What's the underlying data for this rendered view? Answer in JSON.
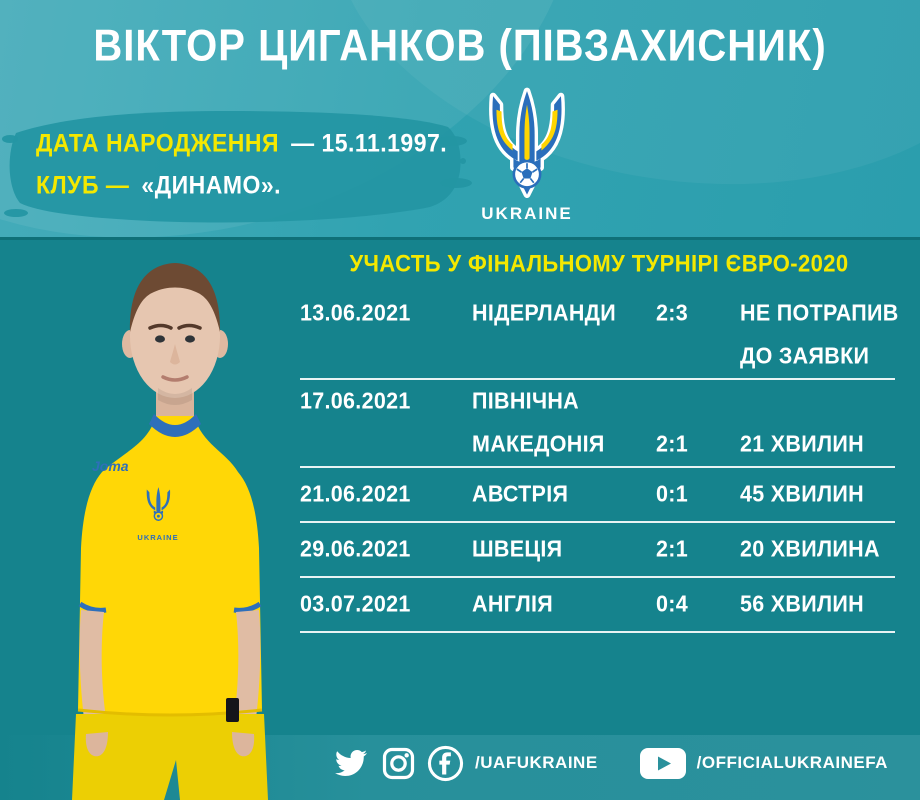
{
  "page": {
    "title": "ВІКТОР ЦИГАНКОВ (ПІВЗАХИСНИК)"
  },
  "player_info": {
    "dob_label": "ДАТА НАРОДЖЕННЯ",
    "dob_value": "— 15.11.1997.",
    "club_label": "КЛУБ —",
    "club_value": "«ДИНАМО»."
  },
  "federation": {
    "name": "UKRAINE",
    "logo_icon": "ukraine-trident-logo"
  },
  "player_photo": {
    "description": "Player portrait in yellow Ukraine home kit",
    "jersey_brand": "Joma",
    "crest_label": "UKRAINE"
  },
  "matches_table": {
    "title": "УЧАСТЬ У ФІНАЛЬНОМУ ТУРНІРІ ЄВРО-2020",
    "columns": [
      "date",
      "opponent",
      "score",
      "result"
    ],
    "rows": [
      {
        "lines": [
          {
            "date": "13.06.2021",
            "opponent": "НІДЕРЛАНДИ",
            "score": "2:3",
            "result": "НЕ ПОТРАПИВ"
          },
          {
            "result": "ДО ЗАЯВКИ"
          }
        ]
      },
      {
        "lines": [
          {
            "date": "17.06.2021",
            "opponent": "ПІВНІЧНА"
          },
          {
            "opponent": "МАКЕДОНІЯ",
            "score": "2:1",
            "result": "21 ХВИЛИН"
          }
        ]
      },
      {
        "lines": [
          {
            "date": "21.06.2021",
            "opponent": "АВСТРІЯ",
            "score": "0:1",
            "result": "45 ХВИЛИН"
          }
        ]
      },
      {
        "lines": [
          {
            "date": "29.06.2021",
            "opponent": "ШВЕЦІЯ",
            "score": "2:1",
            "result": "20 ХВИЛИНА"
          }
        ]
      },
      {
        "lines": [
          {
            "date": "03.07.2021",
            "opponent": "АНГЛІЯ",
            "score": "0:4",
            "result": "56 ХВИЛИН"
          }
        ]
      }
    ]
  },
  "footer": {
    "social_icons": [
      "twitter-icon",
      "instagram-icon",
      "facebook-icon"
    ],
    "facebook_handle": "/UAFUKRAINE",
    "youtube_icon": "youtube-icon",
    "youtube_handle": "/OFFICIALUKRAINEFA"
  },
  "colors": {
    "background_top": "#31a3b1",
    "panel": "#15838d",
    "brush": "#2496a3",
    "accent_yellow": "#f4e800",
    "text_white": "#ffffff",
    "brand_blue": "#2a6ebb",
    "jersey_yellow": "#ffd706"
  }
}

☆ ☆ ☆ ☆ ☆

* [EXERCISE AIM] Give only the number of lines in the records that include the word "opponent".

* [FULL ANSWER] 7